> [TASKS TO CARRY OUT]:
a. In the SHAP documentation excerpt, what does setting tree_limit to -1 mean?
b. Continue the SHAP documentation excerpt from the point where it ends.

> [DOCUMENT PASSAGE]:
A tuple of (row_values, row_expected_values, row_mask_shapes), where row_values is an array of the attribution values for each sample, row_expected_values is an array (or single value) representing the expected value of the model for each sample (which is the same for all samples unless there are fixed inputs present, like labels when explaining the loss), and row_mask_shapes is a list of all the input shapes (since the row_values is always flattened),

classmethod load(in_file, model_loader=<bound method Model.load of <class 'shap.models._model.Model'>>, masker_loader=<bound method Serializable.load of <class 'shap.maskers._masker.Masker'>>, instantiate=True)

Load an Explainer from the given file stream.

Parameters:
in_fileThe file stream to load objects from.
save(out_file, model_saver='.save', masker_saver='.save')

Write the explainer to the given file stream.

shap_interaction_values(X, y=None, tree_limit=None)

Estimate the SHAP interaction values for a set of samples.

Parameters:
Xnumpy.array, pandas.DataFrame or catboost.Pool (for catboost)

A matrix of samples (# samples x # features) on which to explain the model’s output.

ynumpy.array

An array of label values for each sample. Used when explaining loss functions (not yet supported).

tree_limitNone (default) or int

Limit the number of trees used by the model. By default, the limit of the original model is used (None). -1 means no limit.

Returns:
np.array

Returns a matrix. The shape depends on the number of model outputs:

  • one output: matrix of shape (#num_samples, #features, #features).

  • multiple outputs: matrix of shape (#num_samples, #features, #features, #num_outputs).

The matrix (#num_samples, # features, # features) for each sample sums to the difference between the model output for that sample and the expected value of the model output (which is stored in the expected_value attribute of the explainer). Each row of this matrix sums to the SHAP value for that feature for that sample. The diagonal entries of the matrix represent the “main effect” of that feature on the prediction. The symmetric off-diagonal entries represent the interaction effects between all pairs of features for that sample. For models with vector outputs, this returns a list of tensors, one for each output.

(Page segmentation data)
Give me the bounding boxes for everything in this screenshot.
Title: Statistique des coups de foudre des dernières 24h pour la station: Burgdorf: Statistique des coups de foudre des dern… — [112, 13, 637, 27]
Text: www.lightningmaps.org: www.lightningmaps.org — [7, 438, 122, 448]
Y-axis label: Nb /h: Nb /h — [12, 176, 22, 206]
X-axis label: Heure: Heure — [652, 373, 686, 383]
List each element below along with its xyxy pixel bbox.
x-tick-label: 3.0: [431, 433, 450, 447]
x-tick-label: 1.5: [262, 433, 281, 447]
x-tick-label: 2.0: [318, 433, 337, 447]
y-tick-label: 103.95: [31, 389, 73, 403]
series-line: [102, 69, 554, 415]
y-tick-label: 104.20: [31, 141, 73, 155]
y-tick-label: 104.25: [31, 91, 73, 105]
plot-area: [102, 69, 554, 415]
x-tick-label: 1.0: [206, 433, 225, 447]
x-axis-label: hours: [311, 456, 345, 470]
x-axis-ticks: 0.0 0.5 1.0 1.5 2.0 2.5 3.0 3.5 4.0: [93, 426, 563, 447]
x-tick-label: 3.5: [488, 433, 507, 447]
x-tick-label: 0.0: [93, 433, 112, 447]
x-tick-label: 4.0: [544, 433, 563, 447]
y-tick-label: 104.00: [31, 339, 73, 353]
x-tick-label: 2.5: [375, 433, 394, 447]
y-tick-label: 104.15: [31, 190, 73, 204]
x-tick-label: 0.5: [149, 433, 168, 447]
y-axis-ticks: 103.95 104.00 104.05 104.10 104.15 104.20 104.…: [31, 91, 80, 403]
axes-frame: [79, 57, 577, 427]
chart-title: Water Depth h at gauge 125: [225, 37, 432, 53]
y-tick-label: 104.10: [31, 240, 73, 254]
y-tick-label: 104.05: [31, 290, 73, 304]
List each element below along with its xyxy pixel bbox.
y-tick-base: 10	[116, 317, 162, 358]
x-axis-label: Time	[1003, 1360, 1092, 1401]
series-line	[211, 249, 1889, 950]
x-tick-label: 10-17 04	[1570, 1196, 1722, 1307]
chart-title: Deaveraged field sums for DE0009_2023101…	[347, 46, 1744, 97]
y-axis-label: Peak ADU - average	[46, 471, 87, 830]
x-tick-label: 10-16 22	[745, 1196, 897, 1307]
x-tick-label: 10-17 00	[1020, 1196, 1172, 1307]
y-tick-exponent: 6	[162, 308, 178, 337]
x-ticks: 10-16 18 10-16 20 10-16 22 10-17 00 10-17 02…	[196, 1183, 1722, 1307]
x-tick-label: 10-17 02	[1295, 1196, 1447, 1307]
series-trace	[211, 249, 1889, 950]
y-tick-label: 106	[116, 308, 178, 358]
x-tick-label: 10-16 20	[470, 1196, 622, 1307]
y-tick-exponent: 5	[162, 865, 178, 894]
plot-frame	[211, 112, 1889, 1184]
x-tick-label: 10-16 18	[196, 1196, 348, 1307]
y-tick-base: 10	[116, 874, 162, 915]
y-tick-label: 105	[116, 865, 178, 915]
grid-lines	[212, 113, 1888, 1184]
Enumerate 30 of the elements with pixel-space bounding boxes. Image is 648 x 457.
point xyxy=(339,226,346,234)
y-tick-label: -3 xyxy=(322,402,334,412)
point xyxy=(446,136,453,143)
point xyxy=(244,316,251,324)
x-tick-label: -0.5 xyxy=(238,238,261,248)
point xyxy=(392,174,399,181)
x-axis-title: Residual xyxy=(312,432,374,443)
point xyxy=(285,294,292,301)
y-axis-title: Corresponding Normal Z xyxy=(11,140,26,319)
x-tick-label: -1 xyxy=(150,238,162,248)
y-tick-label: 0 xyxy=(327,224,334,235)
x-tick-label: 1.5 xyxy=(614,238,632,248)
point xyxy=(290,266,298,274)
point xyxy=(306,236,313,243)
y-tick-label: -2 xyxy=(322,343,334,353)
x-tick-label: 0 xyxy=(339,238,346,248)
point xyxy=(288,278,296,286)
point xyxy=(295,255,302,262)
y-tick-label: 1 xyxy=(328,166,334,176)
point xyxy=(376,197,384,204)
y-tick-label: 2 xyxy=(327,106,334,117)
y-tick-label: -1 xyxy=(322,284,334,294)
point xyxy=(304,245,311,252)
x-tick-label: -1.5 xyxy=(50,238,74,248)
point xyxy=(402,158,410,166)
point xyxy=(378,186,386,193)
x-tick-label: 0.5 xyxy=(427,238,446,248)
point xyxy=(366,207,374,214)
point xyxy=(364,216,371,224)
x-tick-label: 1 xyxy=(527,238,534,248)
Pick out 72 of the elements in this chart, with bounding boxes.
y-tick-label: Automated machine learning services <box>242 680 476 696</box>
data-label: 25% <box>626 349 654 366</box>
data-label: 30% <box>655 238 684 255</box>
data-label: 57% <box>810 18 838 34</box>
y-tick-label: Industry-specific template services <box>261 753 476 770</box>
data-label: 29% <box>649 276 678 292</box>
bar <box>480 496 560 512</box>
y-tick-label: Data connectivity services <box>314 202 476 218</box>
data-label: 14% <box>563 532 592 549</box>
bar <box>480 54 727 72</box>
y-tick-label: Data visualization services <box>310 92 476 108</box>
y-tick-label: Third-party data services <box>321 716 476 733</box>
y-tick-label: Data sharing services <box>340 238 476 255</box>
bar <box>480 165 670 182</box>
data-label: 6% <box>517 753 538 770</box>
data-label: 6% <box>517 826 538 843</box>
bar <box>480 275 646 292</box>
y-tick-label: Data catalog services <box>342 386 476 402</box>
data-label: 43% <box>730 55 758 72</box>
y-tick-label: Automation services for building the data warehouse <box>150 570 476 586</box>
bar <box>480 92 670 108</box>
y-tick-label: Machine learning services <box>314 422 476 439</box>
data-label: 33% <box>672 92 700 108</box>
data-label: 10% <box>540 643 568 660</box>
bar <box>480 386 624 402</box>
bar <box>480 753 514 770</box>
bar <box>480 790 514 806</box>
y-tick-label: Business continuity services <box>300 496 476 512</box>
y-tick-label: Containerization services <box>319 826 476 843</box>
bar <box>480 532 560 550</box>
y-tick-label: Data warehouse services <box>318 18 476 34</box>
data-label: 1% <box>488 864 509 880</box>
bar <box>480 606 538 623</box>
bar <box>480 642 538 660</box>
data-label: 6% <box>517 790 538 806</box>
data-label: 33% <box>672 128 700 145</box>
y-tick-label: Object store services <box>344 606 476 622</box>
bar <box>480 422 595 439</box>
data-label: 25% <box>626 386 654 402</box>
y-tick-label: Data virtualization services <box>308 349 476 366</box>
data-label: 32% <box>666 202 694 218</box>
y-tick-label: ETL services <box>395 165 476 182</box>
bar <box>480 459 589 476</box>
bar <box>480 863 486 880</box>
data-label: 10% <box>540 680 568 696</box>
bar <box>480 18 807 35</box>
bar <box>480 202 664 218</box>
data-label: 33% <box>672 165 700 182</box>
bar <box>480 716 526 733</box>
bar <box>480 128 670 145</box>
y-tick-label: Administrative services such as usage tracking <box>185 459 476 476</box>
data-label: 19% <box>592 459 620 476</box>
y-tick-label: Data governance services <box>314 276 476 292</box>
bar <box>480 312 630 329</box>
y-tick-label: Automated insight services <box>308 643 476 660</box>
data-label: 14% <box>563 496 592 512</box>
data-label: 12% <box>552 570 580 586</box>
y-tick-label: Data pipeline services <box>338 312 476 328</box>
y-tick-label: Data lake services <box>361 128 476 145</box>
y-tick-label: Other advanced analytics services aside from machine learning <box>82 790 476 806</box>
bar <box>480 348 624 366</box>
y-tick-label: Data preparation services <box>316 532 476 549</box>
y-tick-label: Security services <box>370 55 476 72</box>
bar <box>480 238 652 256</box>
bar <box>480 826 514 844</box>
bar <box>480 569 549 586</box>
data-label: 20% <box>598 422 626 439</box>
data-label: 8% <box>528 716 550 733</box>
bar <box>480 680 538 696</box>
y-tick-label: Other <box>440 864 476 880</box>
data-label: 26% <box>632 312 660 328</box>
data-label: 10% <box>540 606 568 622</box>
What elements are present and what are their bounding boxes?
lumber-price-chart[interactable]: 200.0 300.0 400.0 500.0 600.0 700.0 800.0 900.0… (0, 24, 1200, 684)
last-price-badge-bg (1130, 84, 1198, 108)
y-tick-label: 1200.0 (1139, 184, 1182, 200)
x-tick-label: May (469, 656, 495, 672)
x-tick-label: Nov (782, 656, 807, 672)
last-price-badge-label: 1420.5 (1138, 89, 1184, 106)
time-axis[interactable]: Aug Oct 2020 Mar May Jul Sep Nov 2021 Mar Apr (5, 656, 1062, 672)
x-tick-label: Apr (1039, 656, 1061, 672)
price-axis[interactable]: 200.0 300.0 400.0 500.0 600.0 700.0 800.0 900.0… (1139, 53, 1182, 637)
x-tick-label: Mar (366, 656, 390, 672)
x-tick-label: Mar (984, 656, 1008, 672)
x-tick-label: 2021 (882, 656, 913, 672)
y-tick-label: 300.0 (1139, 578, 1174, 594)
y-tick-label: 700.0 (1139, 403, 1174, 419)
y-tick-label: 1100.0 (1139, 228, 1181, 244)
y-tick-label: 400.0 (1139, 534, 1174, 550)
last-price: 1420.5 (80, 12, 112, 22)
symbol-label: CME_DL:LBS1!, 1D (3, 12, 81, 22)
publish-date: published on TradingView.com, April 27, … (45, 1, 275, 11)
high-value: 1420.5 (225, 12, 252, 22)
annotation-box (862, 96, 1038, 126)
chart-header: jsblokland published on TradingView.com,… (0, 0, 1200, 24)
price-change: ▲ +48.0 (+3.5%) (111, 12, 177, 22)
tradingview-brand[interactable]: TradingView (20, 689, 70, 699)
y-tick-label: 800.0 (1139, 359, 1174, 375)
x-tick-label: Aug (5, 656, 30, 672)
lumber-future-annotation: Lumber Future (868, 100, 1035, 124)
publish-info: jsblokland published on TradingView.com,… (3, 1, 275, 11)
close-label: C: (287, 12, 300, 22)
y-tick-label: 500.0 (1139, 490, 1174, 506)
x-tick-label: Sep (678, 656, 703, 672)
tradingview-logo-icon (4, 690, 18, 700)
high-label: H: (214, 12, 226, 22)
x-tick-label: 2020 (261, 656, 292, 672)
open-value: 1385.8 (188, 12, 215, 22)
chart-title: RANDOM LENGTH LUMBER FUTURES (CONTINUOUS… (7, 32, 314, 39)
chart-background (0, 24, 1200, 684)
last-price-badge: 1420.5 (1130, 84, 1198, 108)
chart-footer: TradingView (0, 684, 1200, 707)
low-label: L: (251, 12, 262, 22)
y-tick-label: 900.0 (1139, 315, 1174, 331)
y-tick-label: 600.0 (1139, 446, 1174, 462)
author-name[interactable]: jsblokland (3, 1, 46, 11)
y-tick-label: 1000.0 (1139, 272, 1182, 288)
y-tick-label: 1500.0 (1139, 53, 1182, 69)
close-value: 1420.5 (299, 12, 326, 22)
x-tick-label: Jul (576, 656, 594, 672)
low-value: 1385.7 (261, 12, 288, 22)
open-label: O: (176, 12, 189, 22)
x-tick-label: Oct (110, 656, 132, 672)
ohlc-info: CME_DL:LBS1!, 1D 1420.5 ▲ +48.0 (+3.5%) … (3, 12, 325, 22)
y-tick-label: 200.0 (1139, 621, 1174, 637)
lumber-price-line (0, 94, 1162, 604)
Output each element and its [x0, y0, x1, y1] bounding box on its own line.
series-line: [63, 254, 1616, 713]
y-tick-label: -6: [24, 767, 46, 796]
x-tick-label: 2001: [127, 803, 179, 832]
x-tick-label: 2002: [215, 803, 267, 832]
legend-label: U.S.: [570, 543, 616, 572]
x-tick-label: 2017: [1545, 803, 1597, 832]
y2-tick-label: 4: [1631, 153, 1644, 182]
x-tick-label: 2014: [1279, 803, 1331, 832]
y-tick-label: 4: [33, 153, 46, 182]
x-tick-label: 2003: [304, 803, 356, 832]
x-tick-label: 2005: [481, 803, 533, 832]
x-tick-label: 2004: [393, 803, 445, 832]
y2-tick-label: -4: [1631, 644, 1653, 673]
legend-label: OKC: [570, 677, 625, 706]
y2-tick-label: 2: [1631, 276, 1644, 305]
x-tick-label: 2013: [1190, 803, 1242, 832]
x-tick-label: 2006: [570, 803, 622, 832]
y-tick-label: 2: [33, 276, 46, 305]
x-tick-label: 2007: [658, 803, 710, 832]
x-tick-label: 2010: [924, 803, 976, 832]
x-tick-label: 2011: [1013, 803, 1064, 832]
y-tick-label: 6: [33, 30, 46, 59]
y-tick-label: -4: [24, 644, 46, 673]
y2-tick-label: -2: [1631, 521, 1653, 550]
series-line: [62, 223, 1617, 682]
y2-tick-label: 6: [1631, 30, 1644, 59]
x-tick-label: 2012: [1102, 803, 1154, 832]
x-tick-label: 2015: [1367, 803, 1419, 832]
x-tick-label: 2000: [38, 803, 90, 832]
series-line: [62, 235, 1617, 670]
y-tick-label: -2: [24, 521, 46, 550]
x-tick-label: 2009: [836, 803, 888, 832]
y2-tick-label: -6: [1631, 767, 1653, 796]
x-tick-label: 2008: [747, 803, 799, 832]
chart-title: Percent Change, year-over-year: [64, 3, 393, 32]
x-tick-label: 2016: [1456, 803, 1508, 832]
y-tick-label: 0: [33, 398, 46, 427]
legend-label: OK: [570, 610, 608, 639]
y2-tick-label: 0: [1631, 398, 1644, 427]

> [YOUR RESPONSES]:
a. It means no limit on the number of trees.

b.
Changed in version 0.45.0: Return type for models with multiple outputs changed from list to np.ndarray.

shap_values(X: Any, y: ndarray | Series | None = None, tree_limit: int | None = None, approximate: bool = False, check_additivity: bool = True, from_call: bool = False)

Estimate the SHAP values for a set of samples.

Parameters:
XAny

Can be a dataframe like object, e.g. numpy.array, pandas.DataFrame or catboost.Pool (for catboost). A matrix of samples (# samples x # features) on which to explain the model’s output.

ynumpy.array

An array of label values for each sample. Used when explaining loss functions.

tree_limitNone (default) or int

Limit the number of trees used by the model. By default, the limit of the original model is used (None). -1 means no limit.

approximatebool

Run fast, but only roughly approximate the Tree SHAP values. This runs a method previously proposed by Saabas which only considers a single feature ordering. Take care since this does not have the consistency guarantees of Shapley values and places too much weight on lower splits in the tree.

check_additivitybool

Run a validation check that the sum of the SHAP values equals the output of the model. This check takes only a small amount of time, and will catch potential unforeseen errors. Note that this check only runs right now when explaining the margin of the model.

Returns:
np.array

Estimated SHAP values, usually of shape (# samples x # features).

Each row sums to the difference between the model output for that sample and the expected value of the model output (which is stored as the expected_value attribute of the explainer).

The shape of the returned array depends on the number of model outputs:

  • one output: array of shape (#num_samples, *X.shape[1:]).

  • multiple outputs: array of shape (#num_samples, *X.shape[1:], #num_outputs).

Changed in version 0.45.0: Return type for models with multiple outputs changed from list to np.ndarray.

static supports_model_with_masker(model, masker)

Determines if this explainer can handle the given model.

This is an abstract static method meant to be implemented by each subclass.